Перечень данных:
»»

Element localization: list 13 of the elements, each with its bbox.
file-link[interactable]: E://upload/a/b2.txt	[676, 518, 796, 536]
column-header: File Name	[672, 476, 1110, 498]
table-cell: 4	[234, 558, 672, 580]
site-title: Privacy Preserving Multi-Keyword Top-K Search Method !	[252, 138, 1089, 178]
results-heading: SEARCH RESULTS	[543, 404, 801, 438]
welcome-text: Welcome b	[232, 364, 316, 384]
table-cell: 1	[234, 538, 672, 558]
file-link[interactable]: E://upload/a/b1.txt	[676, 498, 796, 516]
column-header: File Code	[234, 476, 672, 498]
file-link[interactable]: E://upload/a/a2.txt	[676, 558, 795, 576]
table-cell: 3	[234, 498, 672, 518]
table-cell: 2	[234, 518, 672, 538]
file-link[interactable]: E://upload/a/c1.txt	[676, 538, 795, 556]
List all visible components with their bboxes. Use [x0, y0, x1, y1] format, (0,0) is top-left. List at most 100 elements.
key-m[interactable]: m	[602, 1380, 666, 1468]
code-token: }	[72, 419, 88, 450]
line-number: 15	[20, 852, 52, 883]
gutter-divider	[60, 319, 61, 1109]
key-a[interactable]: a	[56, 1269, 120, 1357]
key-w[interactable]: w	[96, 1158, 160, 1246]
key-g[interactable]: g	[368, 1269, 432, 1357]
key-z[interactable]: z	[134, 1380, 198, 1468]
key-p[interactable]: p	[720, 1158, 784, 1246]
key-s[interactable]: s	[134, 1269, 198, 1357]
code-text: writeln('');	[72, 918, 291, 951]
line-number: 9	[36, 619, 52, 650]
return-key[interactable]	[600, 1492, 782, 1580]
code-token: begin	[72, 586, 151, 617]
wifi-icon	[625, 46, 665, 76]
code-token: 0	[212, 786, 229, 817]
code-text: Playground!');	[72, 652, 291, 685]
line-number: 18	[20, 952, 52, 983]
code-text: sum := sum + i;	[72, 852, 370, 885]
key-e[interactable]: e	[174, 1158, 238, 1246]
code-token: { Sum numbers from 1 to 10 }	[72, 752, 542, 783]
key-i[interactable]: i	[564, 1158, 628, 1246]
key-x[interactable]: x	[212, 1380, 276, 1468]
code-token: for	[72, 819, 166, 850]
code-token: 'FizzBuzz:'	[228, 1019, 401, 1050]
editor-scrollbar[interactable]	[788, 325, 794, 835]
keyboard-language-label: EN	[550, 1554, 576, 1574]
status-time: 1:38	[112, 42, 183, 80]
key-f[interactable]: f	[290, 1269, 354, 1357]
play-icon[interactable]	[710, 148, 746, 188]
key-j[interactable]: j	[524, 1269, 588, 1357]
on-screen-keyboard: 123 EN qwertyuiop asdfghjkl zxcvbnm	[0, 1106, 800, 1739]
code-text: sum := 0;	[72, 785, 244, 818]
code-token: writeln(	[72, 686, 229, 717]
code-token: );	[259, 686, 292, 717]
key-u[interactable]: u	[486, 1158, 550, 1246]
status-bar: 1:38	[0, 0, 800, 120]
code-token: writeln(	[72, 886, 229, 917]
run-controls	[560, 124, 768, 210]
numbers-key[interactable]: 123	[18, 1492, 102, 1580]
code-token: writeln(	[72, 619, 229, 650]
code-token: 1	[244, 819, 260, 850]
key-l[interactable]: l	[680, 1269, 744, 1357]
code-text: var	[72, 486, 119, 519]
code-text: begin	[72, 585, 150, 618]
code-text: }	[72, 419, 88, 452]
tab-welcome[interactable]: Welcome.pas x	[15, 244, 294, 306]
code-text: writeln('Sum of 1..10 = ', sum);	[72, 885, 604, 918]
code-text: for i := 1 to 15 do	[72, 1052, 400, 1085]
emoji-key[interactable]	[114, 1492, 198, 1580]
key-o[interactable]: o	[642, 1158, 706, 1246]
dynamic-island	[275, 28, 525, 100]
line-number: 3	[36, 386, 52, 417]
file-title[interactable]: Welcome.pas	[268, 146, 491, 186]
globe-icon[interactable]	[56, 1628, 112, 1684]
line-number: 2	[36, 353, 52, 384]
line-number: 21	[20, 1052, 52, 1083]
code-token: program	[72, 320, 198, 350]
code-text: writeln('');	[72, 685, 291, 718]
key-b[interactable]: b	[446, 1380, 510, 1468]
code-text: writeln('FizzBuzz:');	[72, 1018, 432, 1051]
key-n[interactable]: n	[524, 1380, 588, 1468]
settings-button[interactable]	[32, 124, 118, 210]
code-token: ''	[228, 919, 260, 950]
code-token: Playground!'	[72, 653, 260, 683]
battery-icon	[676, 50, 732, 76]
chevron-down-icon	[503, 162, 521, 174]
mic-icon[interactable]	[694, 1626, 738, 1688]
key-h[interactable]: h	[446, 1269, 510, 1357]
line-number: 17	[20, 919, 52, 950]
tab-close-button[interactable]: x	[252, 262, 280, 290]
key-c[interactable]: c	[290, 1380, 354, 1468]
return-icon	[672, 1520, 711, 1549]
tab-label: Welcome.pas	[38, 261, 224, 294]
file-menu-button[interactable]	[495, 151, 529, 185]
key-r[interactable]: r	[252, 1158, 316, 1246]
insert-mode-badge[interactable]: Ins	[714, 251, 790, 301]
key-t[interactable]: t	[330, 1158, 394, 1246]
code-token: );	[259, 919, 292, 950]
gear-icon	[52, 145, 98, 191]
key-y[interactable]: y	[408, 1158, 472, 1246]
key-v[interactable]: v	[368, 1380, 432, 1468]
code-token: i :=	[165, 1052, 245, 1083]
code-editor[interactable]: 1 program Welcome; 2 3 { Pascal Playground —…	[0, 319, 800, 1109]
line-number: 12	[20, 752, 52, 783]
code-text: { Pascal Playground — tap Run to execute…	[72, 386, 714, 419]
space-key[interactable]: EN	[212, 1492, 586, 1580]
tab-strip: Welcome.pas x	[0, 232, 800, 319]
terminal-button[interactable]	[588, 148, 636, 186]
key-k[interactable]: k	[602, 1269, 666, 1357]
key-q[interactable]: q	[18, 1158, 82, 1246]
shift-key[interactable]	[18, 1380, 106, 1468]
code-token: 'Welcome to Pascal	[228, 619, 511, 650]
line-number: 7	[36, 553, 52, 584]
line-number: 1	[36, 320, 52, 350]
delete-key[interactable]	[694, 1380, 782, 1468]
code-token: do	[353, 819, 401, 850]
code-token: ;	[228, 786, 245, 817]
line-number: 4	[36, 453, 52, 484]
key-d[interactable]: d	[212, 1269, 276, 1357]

««

### УСЛОВИЕ ЗАДАНИЯ:
Перепишите без изменений строки записей от самого начала до строки с «586, 151, 617]» включительно.

### РЕЗУЛЬТАТ УПРАЖНЕНИЯ:
Element localization: list 13 of the elements, each with its bbox.
file-link[interactable]: E://upload/a/b2.txt	[676, 518, 796, 536]
column-header: File Name	[672, 476, 1110, 498]
table-cell: 4	[234, 558, 672, 580]
site-title: Privacy Preserving Multi-Keyword Top-K Search Method !	[252, 138, 1089, 178]
results-heading: SEARCH RESULTS	[543, 404, 801, 438]
welcome-text: Welcome b	[232, 364, 316, 384]
table-cell: 1	[234, 538, 672, 558]
file-link[interactable]: E://upload/a/b1.txt	[676, 498, 796, 516]
column-header: File Code	[234, 476, 672, 498]
file-link[interactable]: E://upload/a/a2.txt	[676, 558, 795, 576]
table-cell: 3	[234, 498, 672, 518]
table-cell: 2	[234, 518, 672, 538]
file-link[interactable]: E://upload/a/c1.txt	[676, 538, 795, 556]
List all visible components with their bboxes. Use [x0, y0, x1, y1] format, (0,0) is top-left. List at most 100 elements.
key-m[interactable]: m	[602, 1380, 666, 1468]
code-token: }	[72, 419, 88, 450]
line-number: 15	[20, 852, 52, 883]
gutter-divider	[60, 319, 61, 1109]
key-a[interactable]: a	[56, 1269, 120, 1357]
key-w[interactable]: w	[96, 1158, 160, 1246]
key-g[interactable]: g	[368, 1269, 432, 1357]
key-z[interactable]: z	[134, 1380, 198, 1468]
key-p[interactable]: p	[720, 1158, 784, 1246]
key-s[interactable]: s	[134, 1269, 198, 1357]
code-text: writeln('');	[72, 918, 291, 951]
line-number: 9	[36, 619, 52, 650]
return-key[interactable]	[600, 1492, 782, 1580]
code-token: begin	[72, 586, 151, 617]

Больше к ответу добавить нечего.